>> BEGIN
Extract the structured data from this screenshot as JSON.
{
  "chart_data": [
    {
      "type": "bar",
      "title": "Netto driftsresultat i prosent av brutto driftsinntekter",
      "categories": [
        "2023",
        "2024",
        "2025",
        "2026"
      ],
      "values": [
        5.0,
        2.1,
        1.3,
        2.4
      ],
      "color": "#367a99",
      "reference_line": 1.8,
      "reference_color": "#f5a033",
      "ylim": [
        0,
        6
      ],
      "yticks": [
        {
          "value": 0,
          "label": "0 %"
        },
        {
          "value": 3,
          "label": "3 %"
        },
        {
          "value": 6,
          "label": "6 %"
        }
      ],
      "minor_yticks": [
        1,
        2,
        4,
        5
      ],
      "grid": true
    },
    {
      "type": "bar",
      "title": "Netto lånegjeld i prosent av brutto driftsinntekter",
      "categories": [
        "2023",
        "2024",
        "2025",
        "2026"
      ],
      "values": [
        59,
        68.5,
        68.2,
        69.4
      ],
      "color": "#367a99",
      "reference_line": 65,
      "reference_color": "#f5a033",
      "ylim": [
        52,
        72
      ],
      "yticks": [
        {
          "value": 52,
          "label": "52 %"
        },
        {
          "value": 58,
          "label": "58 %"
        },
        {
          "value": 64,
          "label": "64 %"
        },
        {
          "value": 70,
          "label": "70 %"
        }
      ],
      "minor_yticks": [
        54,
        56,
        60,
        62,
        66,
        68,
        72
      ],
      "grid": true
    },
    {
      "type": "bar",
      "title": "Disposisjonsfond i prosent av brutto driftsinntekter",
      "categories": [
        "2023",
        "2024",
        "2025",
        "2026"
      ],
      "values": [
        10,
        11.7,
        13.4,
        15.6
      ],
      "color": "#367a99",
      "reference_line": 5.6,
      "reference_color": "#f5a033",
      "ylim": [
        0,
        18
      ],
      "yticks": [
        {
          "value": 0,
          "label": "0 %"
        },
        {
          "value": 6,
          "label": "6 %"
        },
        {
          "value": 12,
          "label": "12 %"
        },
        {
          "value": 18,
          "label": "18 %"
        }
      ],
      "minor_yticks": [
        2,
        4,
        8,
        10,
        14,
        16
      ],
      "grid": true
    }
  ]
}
>> END
>> BEGIN
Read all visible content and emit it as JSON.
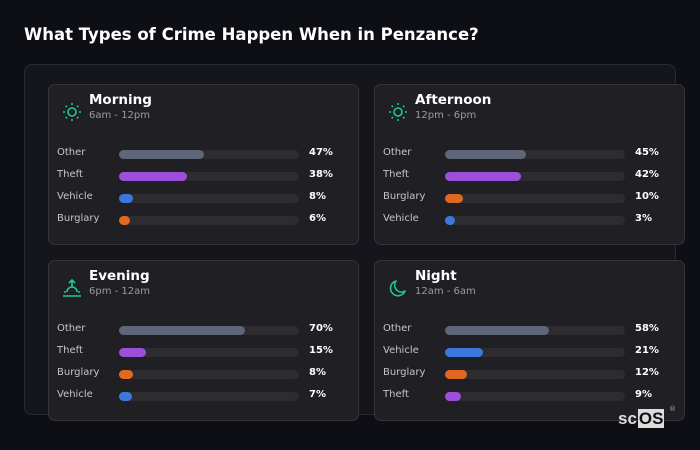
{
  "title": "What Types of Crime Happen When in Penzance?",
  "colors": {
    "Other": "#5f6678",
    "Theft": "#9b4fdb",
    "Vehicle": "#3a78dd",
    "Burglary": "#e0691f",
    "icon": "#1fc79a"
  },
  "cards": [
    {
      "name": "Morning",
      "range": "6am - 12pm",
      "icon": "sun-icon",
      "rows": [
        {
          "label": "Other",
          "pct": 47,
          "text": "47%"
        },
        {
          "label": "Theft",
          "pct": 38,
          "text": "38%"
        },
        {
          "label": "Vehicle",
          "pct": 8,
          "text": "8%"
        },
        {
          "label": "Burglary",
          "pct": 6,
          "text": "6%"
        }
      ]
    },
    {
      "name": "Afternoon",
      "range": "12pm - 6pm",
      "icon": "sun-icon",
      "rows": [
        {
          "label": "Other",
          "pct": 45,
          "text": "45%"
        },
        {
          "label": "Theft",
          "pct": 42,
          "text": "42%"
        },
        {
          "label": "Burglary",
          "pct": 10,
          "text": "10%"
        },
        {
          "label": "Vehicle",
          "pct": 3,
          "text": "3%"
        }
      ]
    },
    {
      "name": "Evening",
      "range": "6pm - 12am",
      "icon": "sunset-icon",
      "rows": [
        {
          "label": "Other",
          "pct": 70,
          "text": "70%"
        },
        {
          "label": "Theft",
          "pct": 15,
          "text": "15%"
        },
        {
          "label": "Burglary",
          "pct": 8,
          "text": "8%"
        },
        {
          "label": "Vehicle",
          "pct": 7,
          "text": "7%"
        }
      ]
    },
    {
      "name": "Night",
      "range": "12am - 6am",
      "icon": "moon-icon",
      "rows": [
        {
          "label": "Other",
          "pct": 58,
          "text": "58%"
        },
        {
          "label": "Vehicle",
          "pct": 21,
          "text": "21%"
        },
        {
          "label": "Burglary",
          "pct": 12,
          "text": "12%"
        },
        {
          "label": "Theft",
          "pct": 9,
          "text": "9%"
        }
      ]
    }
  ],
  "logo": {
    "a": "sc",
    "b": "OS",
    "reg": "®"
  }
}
>> END
Aim of the exercise: In the records above, collect each line with "icon".

Worked solution:
    "icon": "#1fc79a"
      "icon": "sun-icon",
      "icon": "sun-icon",
      "icon": "sunset-icon",
      "icon": "moon-icon",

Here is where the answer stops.